# TASK DIRECTIONS
Check every line of the data below for the string "nuovi", and copy the ones that hold it.

= = =

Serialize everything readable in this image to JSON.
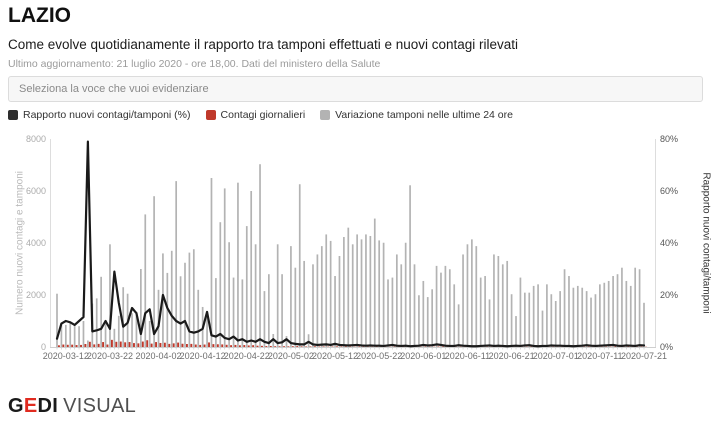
{
  "header": {
    "title": "LAZIO",
    "subtitle": "Come evolve quotidianamente il rapporto tra tamponi effettuati e nuovi contagi rilevati",
    "update_info": "Ultimo aggiornamento: 21 luglio 2020 - ore 18,00. Dati del ministero della Salute"
  },
  "controls": {
    "select_placeholder": "Seleziona la voce che vuoi evidenziare"
  },
  "legend": [
    {
      "label": "Rapporto nuovi contagi/tamponi (%)",
      "color": "#2e2e2e"
    },
    {
      "label": "Contagi giornalieri",
      "color": "#c0392b"
    },
    {
      "label": "Variazione tamponi nelle ultime 24 ore",
      "color": "#b3b3b3"
    }
  ],
  "footer": {
    "brand_g": "G",
    "brand_e": "E",
    "brand_di": "DI",
    "brand_visual": "VISUAL"
  },
  "colors": {
    "ratio_line": "#1a1a1a",
    "cases_bar": "#c0392b",
    "tests_bar": "#b3b3b3",
    "axis_line": "#dddddd",
    "baseline": "#cfcfcf",
    "day_tick": "#cccccc"
  },
  "chart_data": {
    "type": "bar",
    "subtype": "combo-dual-axis",
    "title": "LAZIO - rapporto tamponi / nuovi contagi",
    "xlabel": "",
    "ylabel_left": "Numero nuovi contagi e tamponi",
    "ylabel_right": "Rapporto nuovi contagi/tamponi",
    "ylim_left": [
      0,
      8000
    ],
    "ylim_right_percent": [
      0,
      80
    ],
    "yticks_left": [
      0,
      2000,
      4000,
      6000,
      8000
    ],
    "yticks_right_labels": [
      "0%",
      "20%",
      "40%",
      "60%",
      "80%"
    ],
    "grid": false,
    "legend_position": "top",
    "x_tick_indices": [
      2,
      12,
      23,
      33,
      43,
      53,
      63,
      73,
      83,
      93,
      103,
      113,
      123,
      133
    ],
    "x": [
      "2020-03-10",
      "2020-03-11",
      "2020-03-12",
      "2020-03-13",
      "2020-03-14",
      "2020-03-15",
      "2020-03-16",
      "2020-03-17",
      "2020-03-18",
      "2020-03-19",
      "2020-03-20",
      "2020-03-21",
      "2020-03-22",
      "2020-03-23",
      "2020-03-24",
      "2020-03-25",
      "2020-03-26",
      "2020-03-27",
      "2020-03-28",
      "2020-03-29",
      "2020-03-30",
      "2020-03-31",
      "2020-04-01",
      "2020-04-02",
      "2020-04-03",
      "2020-04-04",
      "2020-04-05",
      "2020-04-06",
      "2020-04-07",
      "2020-04-08",
      "2020-04-09",
      "2020-04-10",
      "2020-04-11",
      "2020-04-12",
      "2020-04-13",
      "2020-04-14",
      "2020-04-15",
      "2020-04-16",
      "2020-04-17",
      "2020-04-18",
      "2020-04-19",
      "2020-04-20",
      "2020-04-21",
      "2020-04-22",
      "2020-04-23",
      "2020-04-24",
      "2020-04-25",
      "2020-04-26",
      "2020-04-27",
      "2020-04-28",
      "2020-04-29",
      "2020-04-30",
      "2020-05-01",
      "2020-05-02",
      "2020-05-03",
      "2020-05-04",
      "2020-05-05",
      "2020-05-06",
      "2020-05-07",
      "2020-05-08",
      "2020-05-09",
      "2020-05-10",
      "2020-05-11",
      "2020-05-12",
      "2020-05-13",
      "2020-05-14",
      "2020-05-15",
      "2020-05-16",
      "2020-05-17",
      "2020-05-18",
      "2020-05-19",
      "2020-05-20",
      "2020-05-21",
      "2020-05-22",
      "2020-05-23",
      "2020-05-24",
      "2020-05-25",
      "2020-05-26",
      "2020-05-27",
      "2020-05-28",
      "2020-05-29",
      "2020-05-30",
      "2020-05-31",
      "2020-06-01",
      "2020-06-02",
      "2020-06-03",
      "2020-06-04",
      "2020-06-05",
      "2020-06-06",
      "2020-06-07",
      "2020-06-08",
      "2020-06-09",
      "2020-06-10",
      "2020-06-11",
      "2020-06-12",
      "2020-06-13",
      "2020-06-14",
      "2020-06-15",
      "2020-06-16",
      "2020-06-17",
      "2020-06-18",
      "2020-06-19",
      "2020-06-20",
      "2020-06-21",
      "2020-06-22",
      "2020-06-23",
      "2020-06-24",
      "2020-06-25",
      "2020-06-26",
      "2020-06-27",
      "2020-06-28",
      "2020-06-29",
      "2020-06-30",
      "2020-07-01",
      "2020-07-02",
      "2020-07-03",
      "2020-07-04",
      "2020-07-05",
      "2020-07-06",
      "2020-07-07",
      "2020-07-08",
      "2020-07-09",
      "2020-07-10",
      "2020-07-11",
      "2020-07-12",
      "2020-07-13",
      "2020-07-14",
      "2020-07-15",
      "2020-07-16",
      "2020-07-17",
      "2020-07-18",
      "2020-07-19",
      "2020-07-20",
      "2020-07-21"
    ],
    "series": [
      {
        "name": "Variazione tamponi nelle ultime 24 ore",
        "type": "bar",
        "axis": "left",
        "values": [
          2050,
          900,
          850,
          950,
          900,
          800,
          1000,
          250,
          1670,
          1870,
          2700,
          950,
          3950,
          700,
          1200,
          2300,
          2050,
          1300,
          1350,
          3000,
          5100,
          1000,
          5800,
          2200,
          3600,
          2850,
          3700,
          6380,
          2720,
          3240,
          3630,
          3760,
          2200,
          1540,
          1350,
          6500,
          2650,
          4800,
          6100,
          4030,
          2670,
          6320,
          2600,
          4650,
          6000,
          3950,
          7030,
          2150,
          2800,
          500,
          3950,
          2800,
          420,
          3880,
          3050,
          6260,
          3310,
          490,
          3180,
          3560,
          3880,
          4330,
          4080,
          2730,
          3500,
          4230,
          4590,
          3950,
          4330,
          4140,
          4330,
          4270,
          4940,
          4100,
          4010,
          2600,
          2670,
          3560,
          3180,
          4010,
          6220,
          3180,
          1990,
          2540,
          1920,
          2220,
          3120,
          2860,
          3120,
          2990,
          2410,
          1640,
          3560,
          3950,
          4140,
          3880,
          2670,
          2730,
          1830,
          3560,
          3500,
          3180,
          3310,
          2030,
          1190,
          2670,
          2090,
          2090,
          2350,
          2410,
          1400,
          2410,
          2030,
          1770,
          2150,
          2990,
          2730,
          2280,
          2350,
          2280,
          2150,
          1900,
          2030,
          2410,
          2470,
          2540,
          2730,
          2800,
          3050,
          2540,
          2350,
          3050,
          2990,
          1700
        ]
      },
      {
        "name": "Contagi giornalieri",
        "type": "bar",
        "axis": "left",
        "values": [
          65,
          95,
          85,
          90,
          75,
          80,
          115,
          200,
          100,
          120,
          190,
          95,
          275,
          200,
          210,
          180,
          190,
          150,
          140,
          210,
          260,
          130,
          190,
          155,
          165,
          120,
          140,
          170,
          125,
          115,
          120,
          95,
          80,
          95,
          175,
          110,
          105,
          100,
          85,
          70,
          80,
          65,
          75,
          60,
          70,
          50,
          45,
          35,
          40,
          30,
          25,
          30,
          25,
          30,
          35,
          25,
          20,
          22,
          28,
          18,
          20,
          15,
          18,
          25,
          20,
          18,
          15,
          12,
          16,
          14,
          12,
          10,
          15,
          12,
          10,
          8,
          12,
          10,
          14,
          12,
          9,
          10,
          8,
          15,
          10,
          12,
          20,
          16,
          12,
          10,
          8,
          10,
          12,
          14,
          10,
          8,
          6,
          10,
          8,
          12,
          14,
          10,
          8,
          6,
          5,
          8,
          10,
          12,
          8,
          6,
          5,
          8,
          10,
          8,
          10,
          12,
          9,
          7,
          8,
          10,
          12,
          9,
          8,
          10,
          12,
          14,
          16,
          12,
          10,
          14,
          12,
          10,
          12,
          10
        ]
      },
      {
        "name": "Rapporto nuovi contagi/tamponi (%)",
        "type": "line",
        "axis": "right",
        "unit": "%",
        "values": [
          3.2,
          9,
          10,
          9.5,
          8.5,
          10,
          11.5,
          79,
          6,
          6.4,
          7,
          10,
          7,
          29,
          17,
          7.8,
          9.3,
          15,
          13,
          5,
          13,
          14.5,
          5,
          8,
          20,
          15,
          12,
          10,
          9,
          10,
          6,
          5.5,
          6,
          7,
          13.5,
          4.5,
          4,
          5,
          3.5,
          3,
          4,
          2.5,
          3,
          2,
          2.5,
          2,
          3,
          2,
          1.5,
          3,
          1.5,
          1.8,
          3,
          1.5,
          1.2,
          1,
          1,
          2,
          1,
          0.8,
          0.9,
          1,
          0.8,
          1.2,
          0.8,
          0.7,
          0.6,
          0.7,
          0.8,
          0.6,
          0.5,
          0.6,
          0.5,
          0.5,
          0.4,
          0.6,
          0.8,
          0.5,
          0.4,
          0.5,
          0.3,
          0.4,
          0.5,
          0.8,
          0.6,
          0.7,
          1,
          0.8,
          0.5,
          0.4,
          0.4,
          0.7,
          0.5,
          0.4,
          0.3,
          0.3,
          0.4,
          0.5,
          0.6,
          0.4,
          0.5,
          0.4,
          0.3,
          0.4,
          0.5,
          0.4,
          0.6,
          0.7,
          0.4,
          0.3,
          0.4,
          0.4,
          0.6,
          0.5,
          0.5,
          0.4,
          0.4,
          0.3,
          0.4,
          0.5,
          0.7,
          0.5,
          0.4,
          0.5,
          0.6,
          0.7,
          0.8,
          0.5,
          0.4,
          0.6,
          0.5,
          0.4,
          0.7,
          0.6
        ]
      }
    ]
  }
}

= = =

# WRITTEN SOLUTION
    "subtitle": "Come evolve quotidianamente il rapporto tra tamponi effettuati e nuovi contagi rilevati",
      "label": "Rapporto nuovi contagi/tamponi (%)",
    "title": "LAZIO - rapporto tamponi / nuovi contagi",
    "ylabel_left": "Numero nuovi contagi e tamponi",
    "ylabel_right": "Rapporto nuovi contagi/tamponi",
        "name": "Rapporto nuovi contagi/tamponi (%)",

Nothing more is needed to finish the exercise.